Pull out all lines from the listing below in which the word "content" appears.
* Begin *
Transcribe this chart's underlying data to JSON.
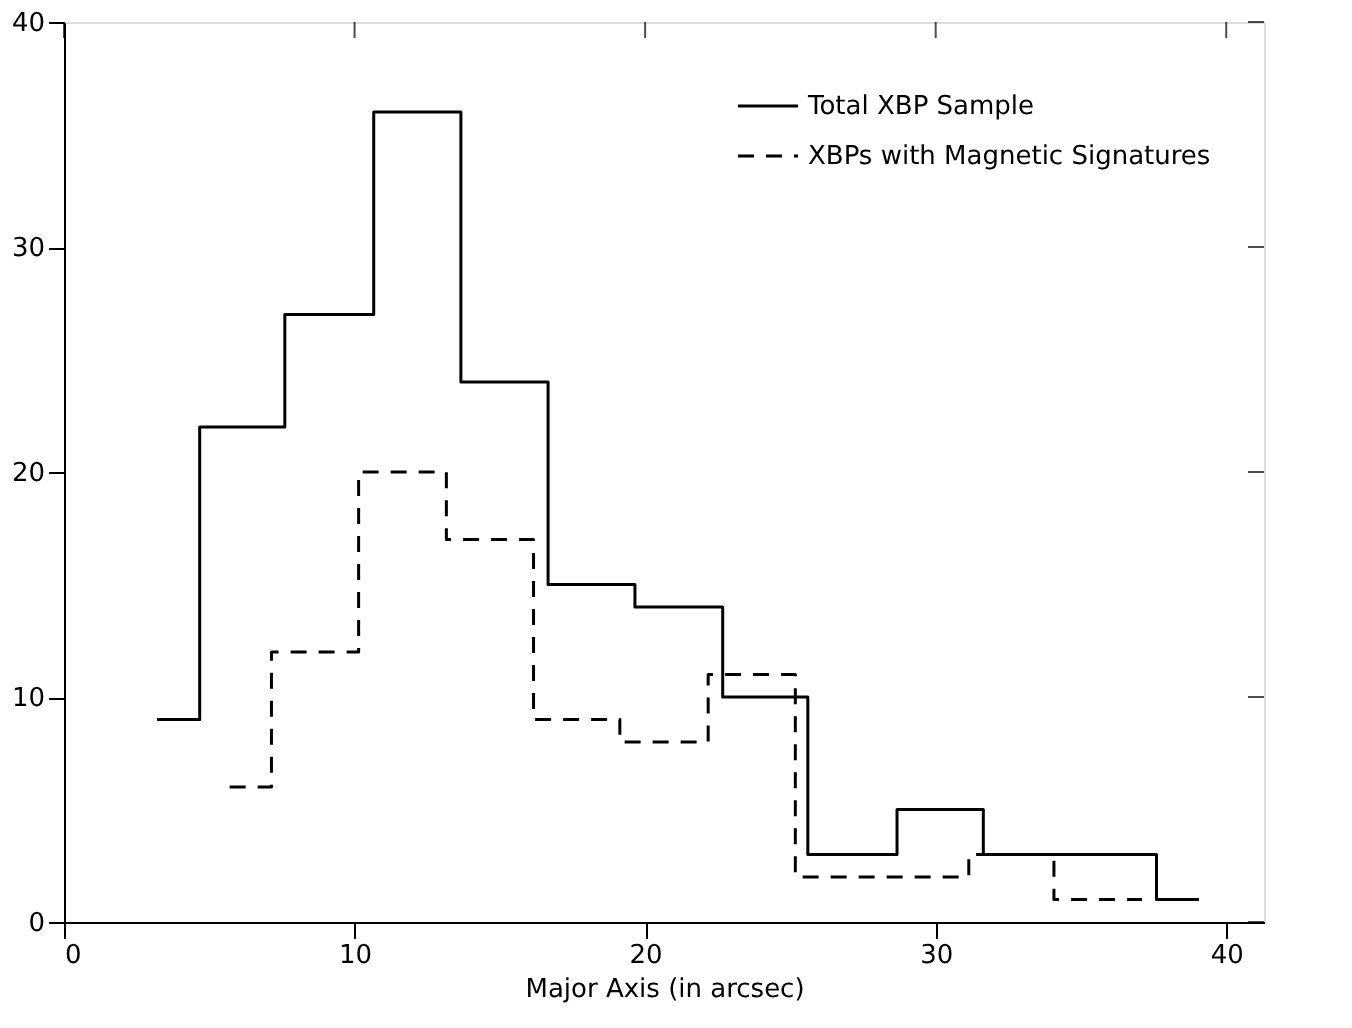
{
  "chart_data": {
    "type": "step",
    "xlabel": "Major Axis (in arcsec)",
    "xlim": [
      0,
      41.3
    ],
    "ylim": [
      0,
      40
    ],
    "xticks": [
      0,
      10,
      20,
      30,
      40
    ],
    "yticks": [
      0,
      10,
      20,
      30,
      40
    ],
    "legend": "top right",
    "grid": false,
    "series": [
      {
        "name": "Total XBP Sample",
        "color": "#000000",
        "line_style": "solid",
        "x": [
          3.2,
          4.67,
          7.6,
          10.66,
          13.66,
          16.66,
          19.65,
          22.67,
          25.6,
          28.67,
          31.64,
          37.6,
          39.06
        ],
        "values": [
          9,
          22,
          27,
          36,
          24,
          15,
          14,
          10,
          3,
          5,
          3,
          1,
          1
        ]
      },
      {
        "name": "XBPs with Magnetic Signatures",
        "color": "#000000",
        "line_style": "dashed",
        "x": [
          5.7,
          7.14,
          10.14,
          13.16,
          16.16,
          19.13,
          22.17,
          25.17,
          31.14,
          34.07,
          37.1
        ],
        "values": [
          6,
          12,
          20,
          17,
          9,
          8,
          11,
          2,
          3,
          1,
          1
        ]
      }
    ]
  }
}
* End *
* Begin *
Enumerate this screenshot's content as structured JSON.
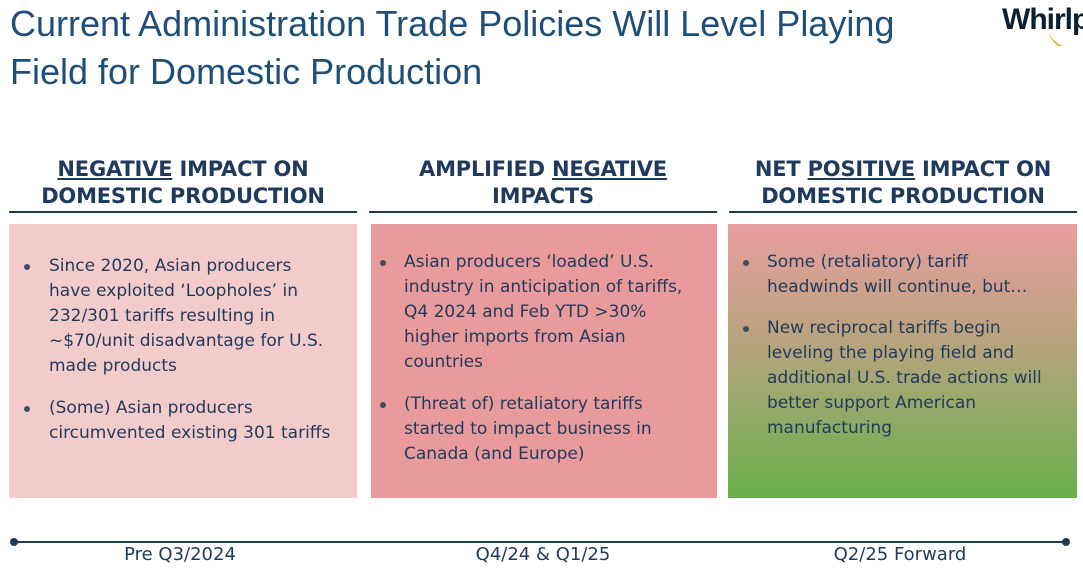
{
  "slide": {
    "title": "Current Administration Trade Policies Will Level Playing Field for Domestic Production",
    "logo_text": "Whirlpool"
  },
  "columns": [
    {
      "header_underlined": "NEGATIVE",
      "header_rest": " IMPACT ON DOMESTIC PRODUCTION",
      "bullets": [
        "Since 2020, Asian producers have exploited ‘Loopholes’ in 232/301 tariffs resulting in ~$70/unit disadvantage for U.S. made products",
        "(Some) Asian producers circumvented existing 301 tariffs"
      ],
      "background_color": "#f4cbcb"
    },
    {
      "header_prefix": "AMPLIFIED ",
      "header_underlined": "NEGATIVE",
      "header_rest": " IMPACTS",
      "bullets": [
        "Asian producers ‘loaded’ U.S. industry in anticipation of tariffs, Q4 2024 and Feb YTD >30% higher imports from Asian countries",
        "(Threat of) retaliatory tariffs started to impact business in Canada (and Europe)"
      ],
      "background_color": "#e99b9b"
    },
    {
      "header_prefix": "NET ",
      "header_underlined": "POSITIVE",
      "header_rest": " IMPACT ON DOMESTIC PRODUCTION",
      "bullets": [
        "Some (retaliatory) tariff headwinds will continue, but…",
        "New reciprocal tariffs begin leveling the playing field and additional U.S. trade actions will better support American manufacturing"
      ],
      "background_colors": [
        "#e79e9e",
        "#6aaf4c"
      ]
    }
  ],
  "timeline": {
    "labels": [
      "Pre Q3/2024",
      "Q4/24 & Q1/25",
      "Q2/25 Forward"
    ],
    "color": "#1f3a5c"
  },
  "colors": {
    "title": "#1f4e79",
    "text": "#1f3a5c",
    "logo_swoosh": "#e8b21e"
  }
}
* End *
* Begin *
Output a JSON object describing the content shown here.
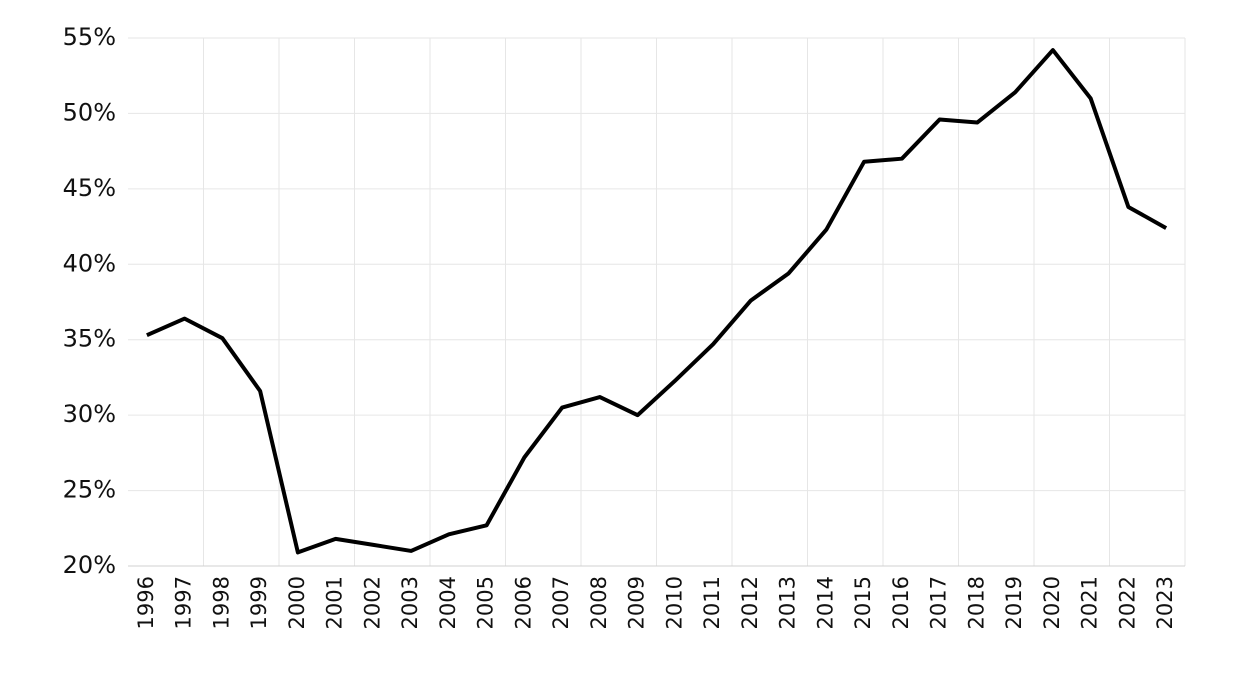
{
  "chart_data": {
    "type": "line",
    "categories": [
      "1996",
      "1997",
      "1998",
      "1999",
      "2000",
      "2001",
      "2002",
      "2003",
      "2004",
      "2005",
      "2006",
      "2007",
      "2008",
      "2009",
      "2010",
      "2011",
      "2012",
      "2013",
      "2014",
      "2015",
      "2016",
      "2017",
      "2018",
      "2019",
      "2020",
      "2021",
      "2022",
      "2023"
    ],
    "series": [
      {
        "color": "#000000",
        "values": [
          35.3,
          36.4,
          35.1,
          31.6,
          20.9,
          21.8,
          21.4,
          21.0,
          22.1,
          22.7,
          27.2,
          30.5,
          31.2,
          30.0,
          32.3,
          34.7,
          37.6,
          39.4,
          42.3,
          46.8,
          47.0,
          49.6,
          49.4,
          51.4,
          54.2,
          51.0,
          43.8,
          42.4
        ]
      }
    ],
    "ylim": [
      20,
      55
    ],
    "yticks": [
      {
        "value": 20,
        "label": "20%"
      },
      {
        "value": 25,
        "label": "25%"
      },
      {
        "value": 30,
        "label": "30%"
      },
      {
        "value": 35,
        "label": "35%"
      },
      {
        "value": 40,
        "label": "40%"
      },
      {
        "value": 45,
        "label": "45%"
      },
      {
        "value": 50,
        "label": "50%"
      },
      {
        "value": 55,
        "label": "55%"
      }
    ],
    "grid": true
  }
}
* End *
Task response:
Enumerate this screenshot's content as structured JSON.
Output a JSON object describing the content shown here.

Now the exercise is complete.